Stated goal:
Look for the string "this" in the lines and copy each line that has it.

####

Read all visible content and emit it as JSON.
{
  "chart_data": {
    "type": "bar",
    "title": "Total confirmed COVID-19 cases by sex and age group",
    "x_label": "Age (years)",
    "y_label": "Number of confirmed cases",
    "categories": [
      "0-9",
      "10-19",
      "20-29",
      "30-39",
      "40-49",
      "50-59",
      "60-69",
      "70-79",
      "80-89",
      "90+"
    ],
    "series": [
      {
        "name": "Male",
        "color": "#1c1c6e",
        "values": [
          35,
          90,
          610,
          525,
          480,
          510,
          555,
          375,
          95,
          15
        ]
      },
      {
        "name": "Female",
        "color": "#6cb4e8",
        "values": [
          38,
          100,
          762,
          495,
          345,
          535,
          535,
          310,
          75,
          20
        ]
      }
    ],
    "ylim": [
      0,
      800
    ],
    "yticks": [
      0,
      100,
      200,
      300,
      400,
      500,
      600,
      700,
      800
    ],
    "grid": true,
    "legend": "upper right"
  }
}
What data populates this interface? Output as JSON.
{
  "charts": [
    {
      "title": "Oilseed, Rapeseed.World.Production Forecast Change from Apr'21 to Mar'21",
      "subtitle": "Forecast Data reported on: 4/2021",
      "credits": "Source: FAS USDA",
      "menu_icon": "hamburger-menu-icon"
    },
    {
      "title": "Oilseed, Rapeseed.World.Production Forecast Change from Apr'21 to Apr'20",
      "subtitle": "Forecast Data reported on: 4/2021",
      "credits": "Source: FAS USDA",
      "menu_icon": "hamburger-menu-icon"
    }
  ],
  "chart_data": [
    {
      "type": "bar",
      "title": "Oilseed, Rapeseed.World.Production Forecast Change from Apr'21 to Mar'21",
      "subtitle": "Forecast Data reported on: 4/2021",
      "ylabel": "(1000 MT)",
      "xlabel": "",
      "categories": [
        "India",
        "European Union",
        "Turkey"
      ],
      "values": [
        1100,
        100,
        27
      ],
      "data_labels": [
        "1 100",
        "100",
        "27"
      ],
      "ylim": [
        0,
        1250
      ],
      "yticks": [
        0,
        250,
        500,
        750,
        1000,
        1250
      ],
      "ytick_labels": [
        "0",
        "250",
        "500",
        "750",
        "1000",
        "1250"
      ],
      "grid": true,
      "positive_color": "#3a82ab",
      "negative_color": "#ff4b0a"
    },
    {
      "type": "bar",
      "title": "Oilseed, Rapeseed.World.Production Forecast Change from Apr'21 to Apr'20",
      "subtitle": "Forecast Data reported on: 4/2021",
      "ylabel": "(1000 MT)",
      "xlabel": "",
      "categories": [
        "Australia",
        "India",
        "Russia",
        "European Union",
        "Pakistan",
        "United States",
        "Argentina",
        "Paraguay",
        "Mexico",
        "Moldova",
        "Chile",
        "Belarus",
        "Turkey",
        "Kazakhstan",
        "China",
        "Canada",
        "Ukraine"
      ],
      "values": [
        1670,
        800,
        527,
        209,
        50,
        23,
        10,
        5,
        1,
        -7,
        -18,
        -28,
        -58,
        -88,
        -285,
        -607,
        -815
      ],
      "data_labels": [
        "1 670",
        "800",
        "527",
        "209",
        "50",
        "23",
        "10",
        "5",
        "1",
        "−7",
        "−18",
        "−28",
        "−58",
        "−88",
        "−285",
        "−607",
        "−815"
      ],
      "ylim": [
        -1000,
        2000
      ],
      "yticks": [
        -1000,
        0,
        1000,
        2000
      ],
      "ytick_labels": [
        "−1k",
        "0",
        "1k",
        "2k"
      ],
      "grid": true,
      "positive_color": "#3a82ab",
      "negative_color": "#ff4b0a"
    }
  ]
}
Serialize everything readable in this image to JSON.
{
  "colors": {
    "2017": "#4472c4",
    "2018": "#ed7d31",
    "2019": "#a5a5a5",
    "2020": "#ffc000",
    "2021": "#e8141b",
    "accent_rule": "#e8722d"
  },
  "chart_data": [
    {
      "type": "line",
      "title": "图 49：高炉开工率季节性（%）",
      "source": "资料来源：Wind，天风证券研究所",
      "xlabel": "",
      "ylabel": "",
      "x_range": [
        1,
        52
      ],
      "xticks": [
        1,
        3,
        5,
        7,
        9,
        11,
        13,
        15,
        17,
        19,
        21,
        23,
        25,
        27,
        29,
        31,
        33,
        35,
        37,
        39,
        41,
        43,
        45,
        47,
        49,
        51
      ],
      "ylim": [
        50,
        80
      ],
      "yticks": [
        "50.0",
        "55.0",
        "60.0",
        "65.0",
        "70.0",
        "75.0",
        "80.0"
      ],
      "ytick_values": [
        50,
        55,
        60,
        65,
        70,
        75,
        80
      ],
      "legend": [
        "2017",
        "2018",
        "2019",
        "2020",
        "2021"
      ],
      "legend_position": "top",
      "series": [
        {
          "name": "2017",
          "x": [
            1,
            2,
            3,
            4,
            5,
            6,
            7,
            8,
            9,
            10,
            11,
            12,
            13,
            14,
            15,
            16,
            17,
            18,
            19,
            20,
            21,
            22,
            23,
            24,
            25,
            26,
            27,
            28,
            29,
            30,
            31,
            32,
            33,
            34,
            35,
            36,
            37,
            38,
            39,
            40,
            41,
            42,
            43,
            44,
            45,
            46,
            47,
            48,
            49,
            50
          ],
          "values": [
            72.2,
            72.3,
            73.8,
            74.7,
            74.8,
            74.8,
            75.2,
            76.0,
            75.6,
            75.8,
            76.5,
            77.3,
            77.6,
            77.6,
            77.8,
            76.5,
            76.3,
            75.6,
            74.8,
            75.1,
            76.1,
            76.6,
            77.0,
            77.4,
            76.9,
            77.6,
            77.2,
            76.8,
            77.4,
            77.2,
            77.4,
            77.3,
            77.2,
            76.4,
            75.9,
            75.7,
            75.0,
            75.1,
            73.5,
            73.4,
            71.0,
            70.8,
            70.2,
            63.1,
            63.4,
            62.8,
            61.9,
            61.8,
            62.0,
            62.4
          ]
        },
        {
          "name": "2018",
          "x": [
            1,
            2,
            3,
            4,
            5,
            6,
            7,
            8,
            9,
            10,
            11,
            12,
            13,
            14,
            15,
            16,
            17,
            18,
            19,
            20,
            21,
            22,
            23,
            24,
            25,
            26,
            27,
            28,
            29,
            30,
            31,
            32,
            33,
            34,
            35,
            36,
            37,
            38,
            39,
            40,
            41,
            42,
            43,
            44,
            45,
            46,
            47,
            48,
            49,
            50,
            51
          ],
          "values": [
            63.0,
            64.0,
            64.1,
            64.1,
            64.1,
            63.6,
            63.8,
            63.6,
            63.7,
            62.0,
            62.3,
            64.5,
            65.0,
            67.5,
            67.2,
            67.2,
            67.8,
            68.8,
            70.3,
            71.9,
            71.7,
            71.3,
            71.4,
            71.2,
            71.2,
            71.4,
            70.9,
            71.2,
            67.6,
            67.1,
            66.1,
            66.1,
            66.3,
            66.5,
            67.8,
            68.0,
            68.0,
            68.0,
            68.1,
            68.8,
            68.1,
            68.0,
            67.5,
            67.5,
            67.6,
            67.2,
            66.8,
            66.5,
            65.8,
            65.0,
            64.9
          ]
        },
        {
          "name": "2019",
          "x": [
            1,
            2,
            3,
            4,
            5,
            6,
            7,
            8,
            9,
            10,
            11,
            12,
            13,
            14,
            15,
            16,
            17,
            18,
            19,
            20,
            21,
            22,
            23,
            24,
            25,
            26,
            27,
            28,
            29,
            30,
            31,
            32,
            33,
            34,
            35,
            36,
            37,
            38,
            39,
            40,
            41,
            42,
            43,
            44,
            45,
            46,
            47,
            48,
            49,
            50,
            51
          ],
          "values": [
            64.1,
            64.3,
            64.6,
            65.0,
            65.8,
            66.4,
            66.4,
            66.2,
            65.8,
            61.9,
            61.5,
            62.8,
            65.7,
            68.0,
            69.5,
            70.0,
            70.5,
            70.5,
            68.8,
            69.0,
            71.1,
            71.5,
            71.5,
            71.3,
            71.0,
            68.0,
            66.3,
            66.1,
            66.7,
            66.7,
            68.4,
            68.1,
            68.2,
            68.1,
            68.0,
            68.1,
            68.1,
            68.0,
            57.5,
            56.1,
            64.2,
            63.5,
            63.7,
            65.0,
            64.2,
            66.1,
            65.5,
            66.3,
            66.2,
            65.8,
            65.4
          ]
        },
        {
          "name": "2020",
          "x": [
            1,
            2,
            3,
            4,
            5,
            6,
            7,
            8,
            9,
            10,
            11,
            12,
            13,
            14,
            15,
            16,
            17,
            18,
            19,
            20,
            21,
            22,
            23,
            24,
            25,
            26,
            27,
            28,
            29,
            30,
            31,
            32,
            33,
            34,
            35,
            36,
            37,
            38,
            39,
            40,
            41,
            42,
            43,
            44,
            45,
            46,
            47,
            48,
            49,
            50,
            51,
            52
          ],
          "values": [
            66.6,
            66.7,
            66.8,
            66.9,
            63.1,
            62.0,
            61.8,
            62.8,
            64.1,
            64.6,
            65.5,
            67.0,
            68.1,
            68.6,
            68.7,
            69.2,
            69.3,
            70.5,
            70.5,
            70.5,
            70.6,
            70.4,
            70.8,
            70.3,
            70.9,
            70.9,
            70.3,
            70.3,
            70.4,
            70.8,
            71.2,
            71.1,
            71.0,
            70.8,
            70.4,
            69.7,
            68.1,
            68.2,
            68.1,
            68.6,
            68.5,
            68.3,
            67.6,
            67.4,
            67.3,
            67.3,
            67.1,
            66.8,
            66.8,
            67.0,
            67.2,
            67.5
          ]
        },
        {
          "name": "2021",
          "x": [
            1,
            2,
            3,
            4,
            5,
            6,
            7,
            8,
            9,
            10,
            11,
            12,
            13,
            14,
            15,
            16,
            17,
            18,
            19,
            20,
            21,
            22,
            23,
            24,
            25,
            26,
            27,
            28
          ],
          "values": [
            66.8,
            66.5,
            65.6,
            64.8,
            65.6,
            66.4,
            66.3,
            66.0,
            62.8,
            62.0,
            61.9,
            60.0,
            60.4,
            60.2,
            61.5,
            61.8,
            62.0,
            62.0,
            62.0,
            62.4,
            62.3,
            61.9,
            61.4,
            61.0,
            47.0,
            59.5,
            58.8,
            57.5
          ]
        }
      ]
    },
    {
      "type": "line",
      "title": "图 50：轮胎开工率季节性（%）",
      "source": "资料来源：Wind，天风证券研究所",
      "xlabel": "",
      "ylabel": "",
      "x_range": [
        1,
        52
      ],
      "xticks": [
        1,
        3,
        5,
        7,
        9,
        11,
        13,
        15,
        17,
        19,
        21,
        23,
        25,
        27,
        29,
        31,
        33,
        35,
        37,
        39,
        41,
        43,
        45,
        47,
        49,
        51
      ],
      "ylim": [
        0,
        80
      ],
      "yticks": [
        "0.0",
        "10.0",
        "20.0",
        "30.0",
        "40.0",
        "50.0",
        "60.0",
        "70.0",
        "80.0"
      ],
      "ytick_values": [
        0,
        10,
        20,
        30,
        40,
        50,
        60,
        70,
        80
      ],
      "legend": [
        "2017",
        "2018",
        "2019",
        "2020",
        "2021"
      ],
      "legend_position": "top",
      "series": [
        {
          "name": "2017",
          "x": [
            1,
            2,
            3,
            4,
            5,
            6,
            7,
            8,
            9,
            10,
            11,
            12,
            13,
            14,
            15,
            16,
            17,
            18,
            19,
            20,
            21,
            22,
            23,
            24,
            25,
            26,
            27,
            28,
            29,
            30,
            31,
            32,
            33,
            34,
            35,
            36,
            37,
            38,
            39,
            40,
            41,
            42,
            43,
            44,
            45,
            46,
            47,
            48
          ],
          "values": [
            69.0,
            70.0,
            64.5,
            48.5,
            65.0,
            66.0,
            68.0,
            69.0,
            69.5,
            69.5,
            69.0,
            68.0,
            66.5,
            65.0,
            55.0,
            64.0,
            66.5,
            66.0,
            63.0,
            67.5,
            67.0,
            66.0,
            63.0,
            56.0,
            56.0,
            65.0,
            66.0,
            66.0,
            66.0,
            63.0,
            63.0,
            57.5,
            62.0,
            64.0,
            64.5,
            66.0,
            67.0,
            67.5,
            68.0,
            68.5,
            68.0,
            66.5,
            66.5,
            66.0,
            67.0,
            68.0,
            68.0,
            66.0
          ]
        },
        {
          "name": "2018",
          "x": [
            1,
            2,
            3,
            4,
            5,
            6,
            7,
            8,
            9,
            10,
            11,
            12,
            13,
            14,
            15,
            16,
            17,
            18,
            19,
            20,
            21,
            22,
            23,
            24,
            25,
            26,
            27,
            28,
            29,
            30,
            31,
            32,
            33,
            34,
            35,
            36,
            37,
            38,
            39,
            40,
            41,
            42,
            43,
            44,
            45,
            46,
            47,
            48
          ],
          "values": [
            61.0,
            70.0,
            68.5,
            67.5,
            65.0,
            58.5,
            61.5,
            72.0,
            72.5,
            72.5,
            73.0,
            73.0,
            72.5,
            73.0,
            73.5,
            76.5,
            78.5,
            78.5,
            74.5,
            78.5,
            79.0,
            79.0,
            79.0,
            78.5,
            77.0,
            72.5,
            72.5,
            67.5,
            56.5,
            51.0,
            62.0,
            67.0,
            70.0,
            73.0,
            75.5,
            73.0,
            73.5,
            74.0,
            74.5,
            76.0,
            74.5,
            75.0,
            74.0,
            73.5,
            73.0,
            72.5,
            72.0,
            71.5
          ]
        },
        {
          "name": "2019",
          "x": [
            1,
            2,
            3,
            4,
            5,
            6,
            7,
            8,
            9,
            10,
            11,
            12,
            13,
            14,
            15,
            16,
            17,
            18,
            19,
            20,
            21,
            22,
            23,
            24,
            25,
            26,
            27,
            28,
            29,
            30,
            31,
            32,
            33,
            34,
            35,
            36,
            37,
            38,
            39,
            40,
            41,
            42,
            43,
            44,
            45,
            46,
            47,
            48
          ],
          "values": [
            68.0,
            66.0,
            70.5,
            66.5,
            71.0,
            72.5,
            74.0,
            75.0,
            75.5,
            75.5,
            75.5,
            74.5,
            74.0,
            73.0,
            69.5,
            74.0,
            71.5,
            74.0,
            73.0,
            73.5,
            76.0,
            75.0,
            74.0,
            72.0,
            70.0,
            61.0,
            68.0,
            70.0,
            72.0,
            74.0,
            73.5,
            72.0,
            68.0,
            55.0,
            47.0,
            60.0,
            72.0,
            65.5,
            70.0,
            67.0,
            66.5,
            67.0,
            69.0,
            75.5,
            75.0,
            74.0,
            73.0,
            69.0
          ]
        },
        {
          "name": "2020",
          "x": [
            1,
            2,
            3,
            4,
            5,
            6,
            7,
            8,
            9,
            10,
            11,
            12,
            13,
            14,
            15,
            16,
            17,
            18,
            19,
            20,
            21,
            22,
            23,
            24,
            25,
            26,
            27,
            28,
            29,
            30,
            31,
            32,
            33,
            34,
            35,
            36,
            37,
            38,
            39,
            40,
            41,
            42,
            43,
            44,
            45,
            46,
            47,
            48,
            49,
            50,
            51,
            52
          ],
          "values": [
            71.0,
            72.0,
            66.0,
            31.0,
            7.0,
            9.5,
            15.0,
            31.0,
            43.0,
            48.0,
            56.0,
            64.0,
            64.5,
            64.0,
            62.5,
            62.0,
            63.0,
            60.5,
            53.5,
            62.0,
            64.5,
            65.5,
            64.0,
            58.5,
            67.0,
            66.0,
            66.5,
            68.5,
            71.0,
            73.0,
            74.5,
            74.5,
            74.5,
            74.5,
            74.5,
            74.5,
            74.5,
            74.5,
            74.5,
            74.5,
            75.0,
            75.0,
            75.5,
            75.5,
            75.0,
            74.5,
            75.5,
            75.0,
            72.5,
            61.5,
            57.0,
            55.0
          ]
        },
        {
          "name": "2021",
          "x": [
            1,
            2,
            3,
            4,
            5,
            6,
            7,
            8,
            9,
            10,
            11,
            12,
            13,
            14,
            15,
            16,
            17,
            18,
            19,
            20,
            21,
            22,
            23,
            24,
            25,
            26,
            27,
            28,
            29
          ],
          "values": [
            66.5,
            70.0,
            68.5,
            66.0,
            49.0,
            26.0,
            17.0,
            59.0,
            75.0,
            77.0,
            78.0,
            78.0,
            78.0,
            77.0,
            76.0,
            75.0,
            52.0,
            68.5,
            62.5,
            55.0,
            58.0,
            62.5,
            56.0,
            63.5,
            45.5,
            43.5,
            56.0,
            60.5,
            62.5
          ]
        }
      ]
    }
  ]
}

####

Written answer:
What data populates this interface? Output as JSON.
Serialize everything readable in this image to JSON.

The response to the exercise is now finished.